Dataset excerpts

++++++++++++++++++++

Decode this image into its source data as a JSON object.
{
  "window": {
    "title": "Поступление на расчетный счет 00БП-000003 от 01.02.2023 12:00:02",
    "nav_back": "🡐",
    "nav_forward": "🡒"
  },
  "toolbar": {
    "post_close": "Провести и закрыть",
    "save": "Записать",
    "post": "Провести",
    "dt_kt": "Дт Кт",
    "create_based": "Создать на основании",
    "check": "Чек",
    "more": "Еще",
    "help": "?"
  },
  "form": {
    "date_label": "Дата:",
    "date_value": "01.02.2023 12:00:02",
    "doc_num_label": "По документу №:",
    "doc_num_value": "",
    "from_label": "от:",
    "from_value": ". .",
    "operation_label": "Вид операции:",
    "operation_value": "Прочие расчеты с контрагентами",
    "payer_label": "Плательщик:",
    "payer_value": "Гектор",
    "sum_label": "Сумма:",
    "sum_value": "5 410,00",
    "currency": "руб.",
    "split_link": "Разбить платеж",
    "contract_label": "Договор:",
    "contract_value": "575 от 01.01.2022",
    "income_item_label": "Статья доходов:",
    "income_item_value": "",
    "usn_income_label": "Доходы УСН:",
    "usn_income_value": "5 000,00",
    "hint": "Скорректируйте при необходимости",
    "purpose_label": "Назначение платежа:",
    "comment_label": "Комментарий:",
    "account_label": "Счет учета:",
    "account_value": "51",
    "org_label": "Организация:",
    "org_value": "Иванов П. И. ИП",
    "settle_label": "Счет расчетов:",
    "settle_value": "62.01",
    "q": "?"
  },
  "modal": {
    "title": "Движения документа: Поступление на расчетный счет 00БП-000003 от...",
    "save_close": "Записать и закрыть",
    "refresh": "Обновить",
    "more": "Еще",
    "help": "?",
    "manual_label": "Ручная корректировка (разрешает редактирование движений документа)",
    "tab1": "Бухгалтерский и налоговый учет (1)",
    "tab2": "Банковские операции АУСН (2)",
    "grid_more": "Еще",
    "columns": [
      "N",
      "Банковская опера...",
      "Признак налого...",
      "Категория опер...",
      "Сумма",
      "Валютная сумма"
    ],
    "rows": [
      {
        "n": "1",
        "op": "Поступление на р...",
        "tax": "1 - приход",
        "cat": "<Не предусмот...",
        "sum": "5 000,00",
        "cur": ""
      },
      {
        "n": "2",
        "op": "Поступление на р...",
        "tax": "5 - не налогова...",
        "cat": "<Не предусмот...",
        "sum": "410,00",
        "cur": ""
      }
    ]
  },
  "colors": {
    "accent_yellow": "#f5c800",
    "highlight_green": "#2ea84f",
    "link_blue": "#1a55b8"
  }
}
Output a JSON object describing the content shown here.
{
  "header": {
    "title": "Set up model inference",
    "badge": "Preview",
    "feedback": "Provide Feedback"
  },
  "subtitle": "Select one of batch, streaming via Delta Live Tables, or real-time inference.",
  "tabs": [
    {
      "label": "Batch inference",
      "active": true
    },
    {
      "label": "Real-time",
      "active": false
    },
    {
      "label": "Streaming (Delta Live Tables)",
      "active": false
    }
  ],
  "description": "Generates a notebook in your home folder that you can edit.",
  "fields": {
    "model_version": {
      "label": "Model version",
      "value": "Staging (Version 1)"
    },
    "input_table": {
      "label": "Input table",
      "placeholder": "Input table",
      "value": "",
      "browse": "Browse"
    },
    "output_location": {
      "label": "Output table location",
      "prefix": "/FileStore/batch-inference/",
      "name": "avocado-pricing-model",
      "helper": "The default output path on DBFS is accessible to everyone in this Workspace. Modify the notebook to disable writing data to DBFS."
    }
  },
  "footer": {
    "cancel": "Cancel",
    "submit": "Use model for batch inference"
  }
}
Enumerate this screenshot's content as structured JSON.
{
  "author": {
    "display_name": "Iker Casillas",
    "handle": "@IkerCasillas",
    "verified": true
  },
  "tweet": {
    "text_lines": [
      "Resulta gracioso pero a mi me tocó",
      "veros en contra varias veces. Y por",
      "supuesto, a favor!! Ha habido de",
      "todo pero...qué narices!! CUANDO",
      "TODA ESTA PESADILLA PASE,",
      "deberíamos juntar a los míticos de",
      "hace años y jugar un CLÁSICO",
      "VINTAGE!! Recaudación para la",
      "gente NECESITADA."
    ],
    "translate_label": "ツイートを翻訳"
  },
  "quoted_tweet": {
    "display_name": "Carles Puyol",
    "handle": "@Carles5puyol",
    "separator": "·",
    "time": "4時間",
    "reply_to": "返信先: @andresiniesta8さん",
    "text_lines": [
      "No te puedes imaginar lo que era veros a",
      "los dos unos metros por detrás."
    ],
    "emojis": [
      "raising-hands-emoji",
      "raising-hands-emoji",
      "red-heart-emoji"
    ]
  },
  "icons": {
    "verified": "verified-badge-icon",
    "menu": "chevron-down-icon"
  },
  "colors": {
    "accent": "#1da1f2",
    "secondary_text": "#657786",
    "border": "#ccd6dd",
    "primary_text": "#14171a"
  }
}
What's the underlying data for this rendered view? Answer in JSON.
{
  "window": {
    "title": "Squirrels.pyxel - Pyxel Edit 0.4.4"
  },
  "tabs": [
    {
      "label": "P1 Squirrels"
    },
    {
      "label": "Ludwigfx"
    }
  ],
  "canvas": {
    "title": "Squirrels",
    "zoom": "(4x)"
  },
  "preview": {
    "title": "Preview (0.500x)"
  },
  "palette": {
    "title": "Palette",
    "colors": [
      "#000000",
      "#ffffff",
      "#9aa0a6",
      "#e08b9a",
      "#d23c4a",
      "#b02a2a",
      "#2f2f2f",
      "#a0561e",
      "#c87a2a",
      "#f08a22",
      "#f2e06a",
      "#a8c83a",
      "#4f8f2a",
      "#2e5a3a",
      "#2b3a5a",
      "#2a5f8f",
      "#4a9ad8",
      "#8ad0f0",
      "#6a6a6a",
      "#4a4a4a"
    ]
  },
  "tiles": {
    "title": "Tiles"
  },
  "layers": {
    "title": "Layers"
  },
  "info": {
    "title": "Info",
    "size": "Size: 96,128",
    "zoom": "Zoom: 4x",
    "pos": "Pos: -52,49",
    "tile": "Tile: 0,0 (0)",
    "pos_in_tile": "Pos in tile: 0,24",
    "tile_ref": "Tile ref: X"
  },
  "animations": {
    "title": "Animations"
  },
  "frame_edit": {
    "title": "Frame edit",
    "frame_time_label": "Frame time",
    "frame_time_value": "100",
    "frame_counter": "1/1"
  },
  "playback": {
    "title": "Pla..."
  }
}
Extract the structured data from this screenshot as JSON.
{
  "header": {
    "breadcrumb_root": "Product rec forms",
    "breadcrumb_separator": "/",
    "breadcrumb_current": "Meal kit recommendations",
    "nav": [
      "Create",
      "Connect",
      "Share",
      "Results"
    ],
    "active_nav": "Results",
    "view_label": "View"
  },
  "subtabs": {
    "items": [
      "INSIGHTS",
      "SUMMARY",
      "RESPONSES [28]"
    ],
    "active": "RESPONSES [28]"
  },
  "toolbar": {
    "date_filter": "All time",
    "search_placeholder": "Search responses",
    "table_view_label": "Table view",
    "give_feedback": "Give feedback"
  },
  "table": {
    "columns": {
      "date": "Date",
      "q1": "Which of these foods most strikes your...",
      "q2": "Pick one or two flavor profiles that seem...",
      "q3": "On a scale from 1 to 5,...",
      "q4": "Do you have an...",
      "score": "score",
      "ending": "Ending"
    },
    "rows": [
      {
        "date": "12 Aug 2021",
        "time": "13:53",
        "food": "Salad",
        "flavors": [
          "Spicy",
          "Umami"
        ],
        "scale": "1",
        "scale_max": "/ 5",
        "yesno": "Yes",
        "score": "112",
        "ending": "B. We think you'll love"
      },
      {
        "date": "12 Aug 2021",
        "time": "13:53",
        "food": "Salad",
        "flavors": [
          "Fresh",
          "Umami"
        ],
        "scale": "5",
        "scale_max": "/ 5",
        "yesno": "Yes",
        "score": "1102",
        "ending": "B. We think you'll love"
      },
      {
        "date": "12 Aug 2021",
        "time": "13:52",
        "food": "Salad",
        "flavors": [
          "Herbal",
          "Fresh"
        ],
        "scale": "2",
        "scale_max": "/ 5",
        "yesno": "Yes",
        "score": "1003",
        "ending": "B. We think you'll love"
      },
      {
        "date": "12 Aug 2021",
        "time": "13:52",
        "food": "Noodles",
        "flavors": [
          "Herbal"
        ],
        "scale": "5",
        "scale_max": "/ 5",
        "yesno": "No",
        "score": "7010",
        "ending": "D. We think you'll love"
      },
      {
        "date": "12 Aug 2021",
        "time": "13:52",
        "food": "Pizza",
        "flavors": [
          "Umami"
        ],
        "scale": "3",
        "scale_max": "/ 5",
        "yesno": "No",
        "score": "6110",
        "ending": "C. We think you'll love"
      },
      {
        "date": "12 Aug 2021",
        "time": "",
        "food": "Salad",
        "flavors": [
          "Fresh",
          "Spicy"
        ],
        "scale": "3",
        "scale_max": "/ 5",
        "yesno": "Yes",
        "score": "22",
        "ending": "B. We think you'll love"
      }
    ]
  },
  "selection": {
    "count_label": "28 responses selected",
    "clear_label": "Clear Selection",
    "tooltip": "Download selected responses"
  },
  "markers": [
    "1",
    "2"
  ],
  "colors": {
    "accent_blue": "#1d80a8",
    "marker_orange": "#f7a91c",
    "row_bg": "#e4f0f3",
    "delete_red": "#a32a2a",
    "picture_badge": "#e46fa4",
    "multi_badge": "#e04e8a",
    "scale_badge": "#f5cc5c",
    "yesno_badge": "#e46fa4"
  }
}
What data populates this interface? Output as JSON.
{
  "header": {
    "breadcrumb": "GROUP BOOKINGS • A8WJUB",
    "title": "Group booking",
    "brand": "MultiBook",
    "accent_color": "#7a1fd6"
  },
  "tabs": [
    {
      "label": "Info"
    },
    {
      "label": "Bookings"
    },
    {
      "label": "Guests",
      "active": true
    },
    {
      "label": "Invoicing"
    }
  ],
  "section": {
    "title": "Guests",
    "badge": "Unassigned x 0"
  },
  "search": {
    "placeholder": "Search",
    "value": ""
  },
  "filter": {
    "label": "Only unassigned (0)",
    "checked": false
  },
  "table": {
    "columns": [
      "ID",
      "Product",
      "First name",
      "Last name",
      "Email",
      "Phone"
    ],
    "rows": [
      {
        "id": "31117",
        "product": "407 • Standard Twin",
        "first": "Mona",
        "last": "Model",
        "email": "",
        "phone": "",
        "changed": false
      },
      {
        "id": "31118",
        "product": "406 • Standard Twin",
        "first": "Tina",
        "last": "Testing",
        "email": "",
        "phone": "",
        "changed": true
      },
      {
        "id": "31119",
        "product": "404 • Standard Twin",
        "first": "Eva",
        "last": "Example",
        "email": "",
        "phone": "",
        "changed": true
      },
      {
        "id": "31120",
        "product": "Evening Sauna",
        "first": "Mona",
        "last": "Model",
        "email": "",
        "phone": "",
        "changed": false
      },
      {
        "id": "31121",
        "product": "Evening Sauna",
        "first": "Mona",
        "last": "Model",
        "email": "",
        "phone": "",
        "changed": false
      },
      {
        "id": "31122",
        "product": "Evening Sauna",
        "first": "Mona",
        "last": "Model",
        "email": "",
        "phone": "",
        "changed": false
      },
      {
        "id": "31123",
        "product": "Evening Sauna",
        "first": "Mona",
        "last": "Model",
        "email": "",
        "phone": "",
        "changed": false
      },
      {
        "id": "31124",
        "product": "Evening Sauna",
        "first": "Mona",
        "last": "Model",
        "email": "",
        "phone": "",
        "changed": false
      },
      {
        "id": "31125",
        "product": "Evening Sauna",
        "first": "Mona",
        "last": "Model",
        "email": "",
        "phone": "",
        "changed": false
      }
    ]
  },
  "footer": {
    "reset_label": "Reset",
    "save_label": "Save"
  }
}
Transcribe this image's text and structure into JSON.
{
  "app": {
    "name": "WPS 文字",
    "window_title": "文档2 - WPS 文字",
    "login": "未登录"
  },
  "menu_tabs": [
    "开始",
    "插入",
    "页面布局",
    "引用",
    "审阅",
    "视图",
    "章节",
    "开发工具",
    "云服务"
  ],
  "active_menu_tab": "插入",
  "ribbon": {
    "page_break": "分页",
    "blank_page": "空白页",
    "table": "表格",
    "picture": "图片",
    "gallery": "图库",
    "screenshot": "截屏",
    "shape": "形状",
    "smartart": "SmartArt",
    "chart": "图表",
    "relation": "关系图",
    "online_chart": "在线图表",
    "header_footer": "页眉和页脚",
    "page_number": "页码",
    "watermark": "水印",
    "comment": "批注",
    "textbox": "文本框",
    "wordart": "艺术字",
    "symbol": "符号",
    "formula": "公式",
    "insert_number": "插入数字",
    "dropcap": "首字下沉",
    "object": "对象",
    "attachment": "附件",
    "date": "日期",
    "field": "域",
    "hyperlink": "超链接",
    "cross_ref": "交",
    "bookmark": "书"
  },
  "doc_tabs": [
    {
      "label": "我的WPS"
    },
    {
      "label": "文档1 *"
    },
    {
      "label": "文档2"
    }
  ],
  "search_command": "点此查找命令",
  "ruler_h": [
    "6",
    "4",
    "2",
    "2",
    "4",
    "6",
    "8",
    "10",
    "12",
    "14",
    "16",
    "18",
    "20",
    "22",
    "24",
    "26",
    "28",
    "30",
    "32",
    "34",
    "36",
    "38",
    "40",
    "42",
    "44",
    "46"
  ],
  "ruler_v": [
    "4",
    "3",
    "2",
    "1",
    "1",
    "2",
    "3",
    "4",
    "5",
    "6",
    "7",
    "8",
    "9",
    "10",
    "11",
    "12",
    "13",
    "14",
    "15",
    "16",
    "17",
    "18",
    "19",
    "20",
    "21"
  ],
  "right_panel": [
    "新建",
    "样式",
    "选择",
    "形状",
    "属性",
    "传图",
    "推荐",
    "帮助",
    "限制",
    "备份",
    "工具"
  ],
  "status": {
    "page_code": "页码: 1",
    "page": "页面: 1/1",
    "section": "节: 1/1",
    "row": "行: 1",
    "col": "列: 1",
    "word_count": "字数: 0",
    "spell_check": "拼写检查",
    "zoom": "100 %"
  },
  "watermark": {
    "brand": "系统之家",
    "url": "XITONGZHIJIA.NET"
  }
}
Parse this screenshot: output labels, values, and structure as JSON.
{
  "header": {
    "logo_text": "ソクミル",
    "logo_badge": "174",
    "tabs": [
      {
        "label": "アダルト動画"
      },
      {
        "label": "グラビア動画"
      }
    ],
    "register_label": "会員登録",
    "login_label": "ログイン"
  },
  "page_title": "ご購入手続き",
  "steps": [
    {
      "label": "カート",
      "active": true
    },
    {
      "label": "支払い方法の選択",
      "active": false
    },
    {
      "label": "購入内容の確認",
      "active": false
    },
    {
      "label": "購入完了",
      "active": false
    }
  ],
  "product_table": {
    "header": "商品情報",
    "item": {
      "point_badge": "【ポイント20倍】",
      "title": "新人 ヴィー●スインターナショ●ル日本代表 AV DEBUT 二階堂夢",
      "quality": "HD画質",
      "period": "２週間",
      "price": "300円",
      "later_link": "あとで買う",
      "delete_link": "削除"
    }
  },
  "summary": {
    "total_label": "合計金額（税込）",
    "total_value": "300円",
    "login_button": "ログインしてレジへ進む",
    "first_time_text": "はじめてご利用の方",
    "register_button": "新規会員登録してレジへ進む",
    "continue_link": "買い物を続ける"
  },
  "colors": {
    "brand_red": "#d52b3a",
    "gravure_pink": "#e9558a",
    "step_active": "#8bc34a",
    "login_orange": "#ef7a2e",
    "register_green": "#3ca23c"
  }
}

++++++++++++++++++++

* SHORT PROBLEM
Report the number of lines in the listing where the string "this" appears, and nothing besides.

* EXERCISE ANSWER
8